• Data items:
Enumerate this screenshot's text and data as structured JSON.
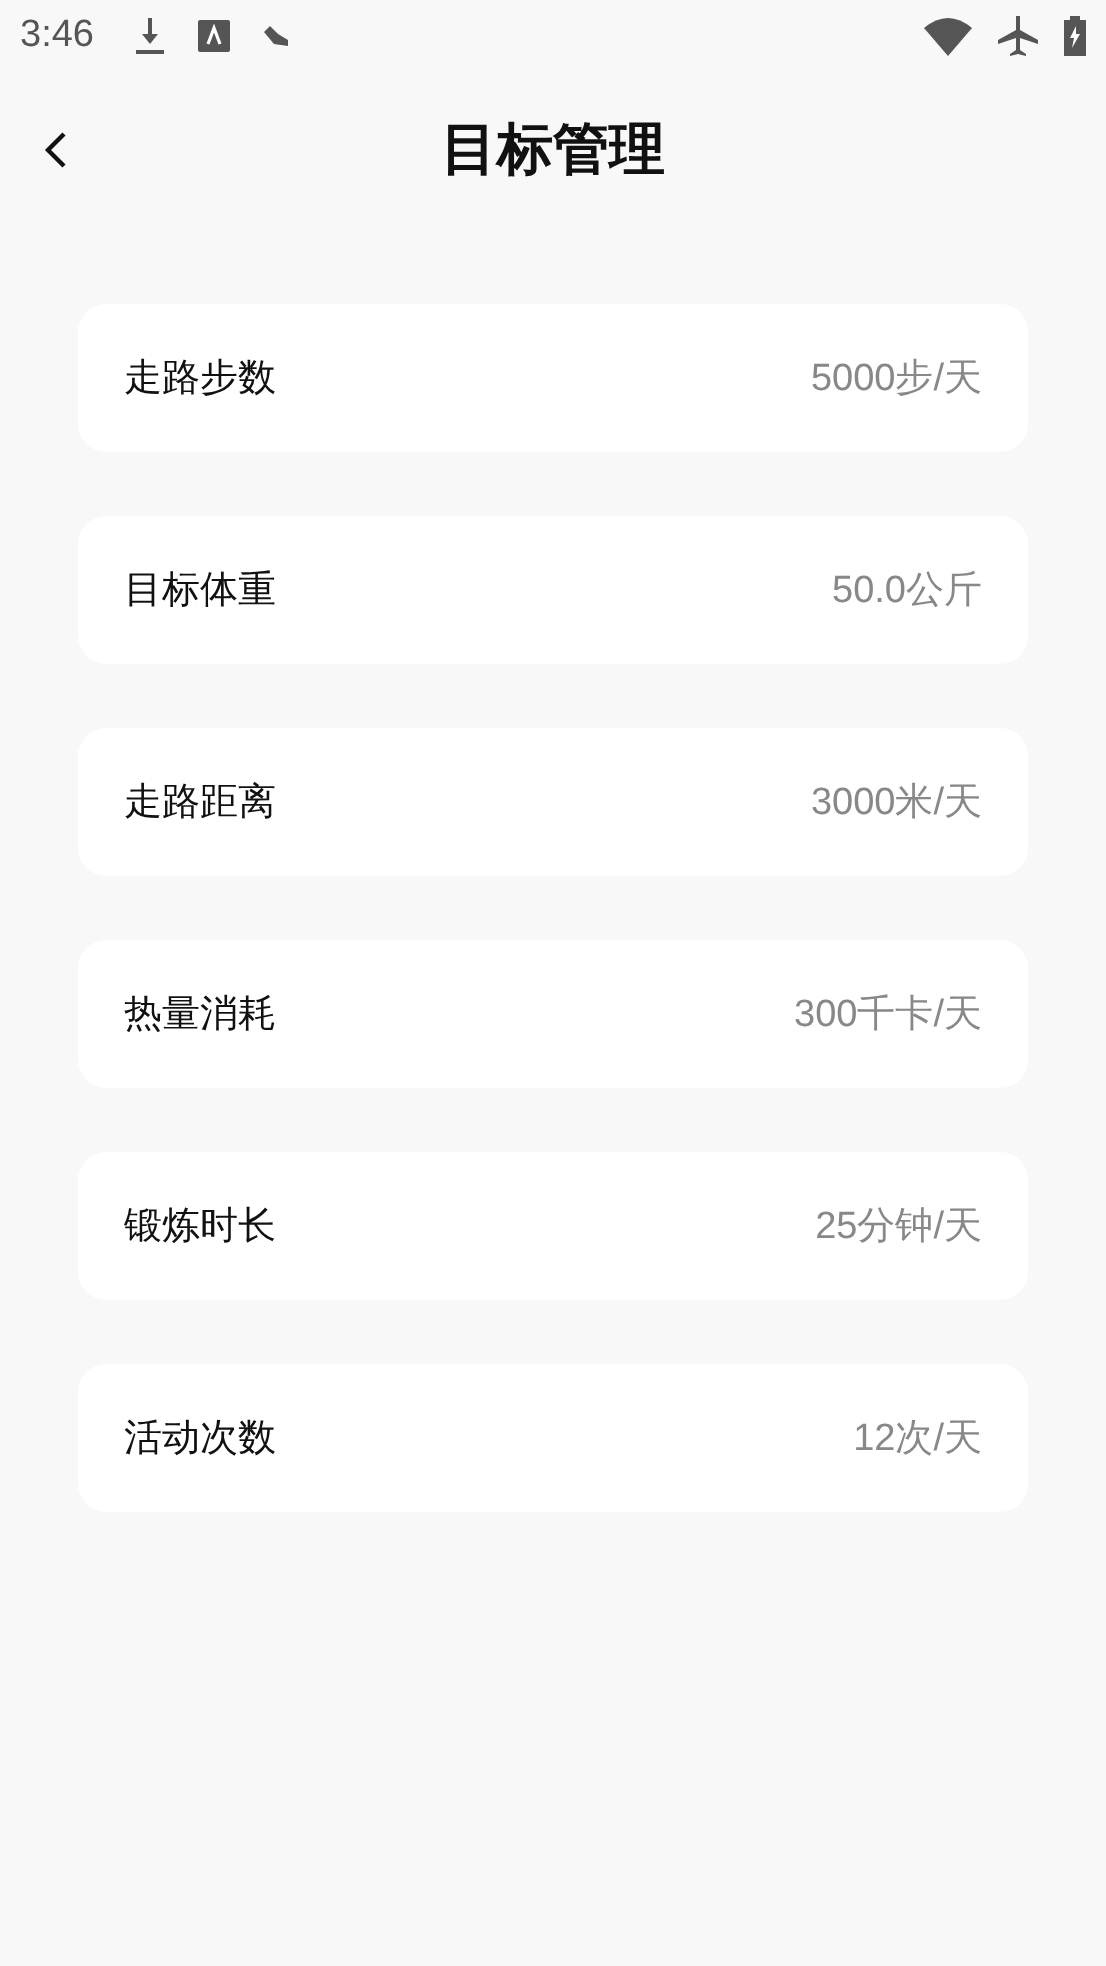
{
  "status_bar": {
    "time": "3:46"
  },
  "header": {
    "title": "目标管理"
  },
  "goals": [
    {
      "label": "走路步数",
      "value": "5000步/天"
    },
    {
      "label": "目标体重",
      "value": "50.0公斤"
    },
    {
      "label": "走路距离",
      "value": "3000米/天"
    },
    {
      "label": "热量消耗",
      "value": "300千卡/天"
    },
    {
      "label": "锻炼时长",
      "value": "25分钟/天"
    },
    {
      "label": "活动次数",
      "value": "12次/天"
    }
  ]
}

• Exercise prompt:
Your task is to set down the records shown above exactly, minus any pictures.

• Response for this exercise:
Enumerate this screenshot's text and data as structured JSON.
{
  "status_bar": {
    "time": "3:46"
  },
  "header": {
    "title": "目标管理"
  },
  "goals": [
    {
      "label": "走路步数",
      "value": "5000步/天"
    },
    {
      "label": "目标体重",
      "value": "50.0公斤"
    },
    {
      "label": "走路距离",
      "value": "3000米/天"
    },
    {
      "label": "热量消耗",
      "value": "300千卡/天"
    },
    {
      "label": "锻炼时长",
      "value": "25分钟/天"
    },
    {
      "label": "活动次数",
      "value": "12次/天"
    }
  ]
}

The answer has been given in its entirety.